> _The data_:
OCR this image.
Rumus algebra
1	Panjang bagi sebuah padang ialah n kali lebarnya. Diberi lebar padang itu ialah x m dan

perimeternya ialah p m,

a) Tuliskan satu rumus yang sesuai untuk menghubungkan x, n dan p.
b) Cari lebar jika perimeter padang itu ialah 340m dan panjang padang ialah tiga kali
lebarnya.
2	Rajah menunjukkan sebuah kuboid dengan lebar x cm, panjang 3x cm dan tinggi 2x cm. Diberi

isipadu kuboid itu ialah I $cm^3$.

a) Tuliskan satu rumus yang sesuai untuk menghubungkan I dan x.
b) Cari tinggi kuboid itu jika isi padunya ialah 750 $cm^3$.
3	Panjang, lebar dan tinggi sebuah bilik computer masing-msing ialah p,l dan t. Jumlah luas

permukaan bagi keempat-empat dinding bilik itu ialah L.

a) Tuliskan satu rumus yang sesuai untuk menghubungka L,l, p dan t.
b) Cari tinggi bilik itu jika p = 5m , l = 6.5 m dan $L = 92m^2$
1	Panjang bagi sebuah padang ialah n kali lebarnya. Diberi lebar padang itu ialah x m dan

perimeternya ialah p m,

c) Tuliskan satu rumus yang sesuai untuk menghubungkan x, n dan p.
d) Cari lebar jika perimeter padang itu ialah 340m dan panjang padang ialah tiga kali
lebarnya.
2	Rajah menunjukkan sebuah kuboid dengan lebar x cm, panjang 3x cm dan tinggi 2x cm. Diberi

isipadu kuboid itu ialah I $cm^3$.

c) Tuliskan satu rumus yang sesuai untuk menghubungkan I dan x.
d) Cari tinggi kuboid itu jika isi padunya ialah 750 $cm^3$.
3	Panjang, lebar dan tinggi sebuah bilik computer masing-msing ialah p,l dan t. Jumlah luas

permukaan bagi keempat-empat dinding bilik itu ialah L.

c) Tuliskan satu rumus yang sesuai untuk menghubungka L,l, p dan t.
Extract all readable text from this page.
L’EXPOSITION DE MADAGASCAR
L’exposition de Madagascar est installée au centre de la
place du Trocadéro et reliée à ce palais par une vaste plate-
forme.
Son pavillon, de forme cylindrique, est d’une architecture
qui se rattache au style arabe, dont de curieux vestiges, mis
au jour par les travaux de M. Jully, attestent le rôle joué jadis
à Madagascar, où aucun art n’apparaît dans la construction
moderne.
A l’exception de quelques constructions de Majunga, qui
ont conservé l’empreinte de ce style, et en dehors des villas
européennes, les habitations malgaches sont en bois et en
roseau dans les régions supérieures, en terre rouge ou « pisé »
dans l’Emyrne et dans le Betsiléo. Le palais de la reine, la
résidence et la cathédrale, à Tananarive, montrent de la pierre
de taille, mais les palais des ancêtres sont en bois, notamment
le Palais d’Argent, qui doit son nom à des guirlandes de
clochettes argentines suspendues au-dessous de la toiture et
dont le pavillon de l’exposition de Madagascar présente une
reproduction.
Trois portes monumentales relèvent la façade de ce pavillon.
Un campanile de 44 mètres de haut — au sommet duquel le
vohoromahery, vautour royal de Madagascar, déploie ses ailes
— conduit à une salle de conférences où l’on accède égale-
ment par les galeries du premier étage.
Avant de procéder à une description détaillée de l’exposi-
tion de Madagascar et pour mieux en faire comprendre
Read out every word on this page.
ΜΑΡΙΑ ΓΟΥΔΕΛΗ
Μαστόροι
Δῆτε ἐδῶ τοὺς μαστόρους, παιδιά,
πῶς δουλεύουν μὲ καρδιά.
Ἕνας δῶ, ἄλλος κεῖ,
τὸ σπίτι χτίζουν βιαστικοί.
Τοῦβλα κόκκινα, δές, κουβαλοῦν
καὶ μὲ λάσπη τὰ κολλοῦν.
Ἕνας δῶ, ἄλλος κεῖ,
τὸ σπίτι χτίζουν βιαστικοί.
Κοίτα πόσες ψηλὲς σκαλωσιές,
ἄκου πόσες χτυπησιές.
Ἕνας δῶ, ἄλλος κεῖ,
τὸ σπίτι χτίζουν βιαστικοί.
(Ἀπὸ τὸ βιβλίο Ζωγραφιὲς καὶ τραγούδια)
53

> _Written task_: Copy each line in the data that holds the word "yang".

> _Exercise output_:
a) Tuliskan satu rumus yang sesuai untuk menghubungkan x, n dan p.
a) Tuliskan satu rumus yang sesuai untuk menghubungkan I dan x.
a) Tuliskan satu rumus yang sesuai untuk menghubungka L,l, p dan t.
c) Tuliskan satu rumus yang sesuai untuk menghubungkan x, n dan p.
c) Tuliskan satu rumus yang sesuai untuk menghubungkan I dan x.
c) Tuliskan satu rumus yang sesuai untuk menghubungka L,l, p dan t.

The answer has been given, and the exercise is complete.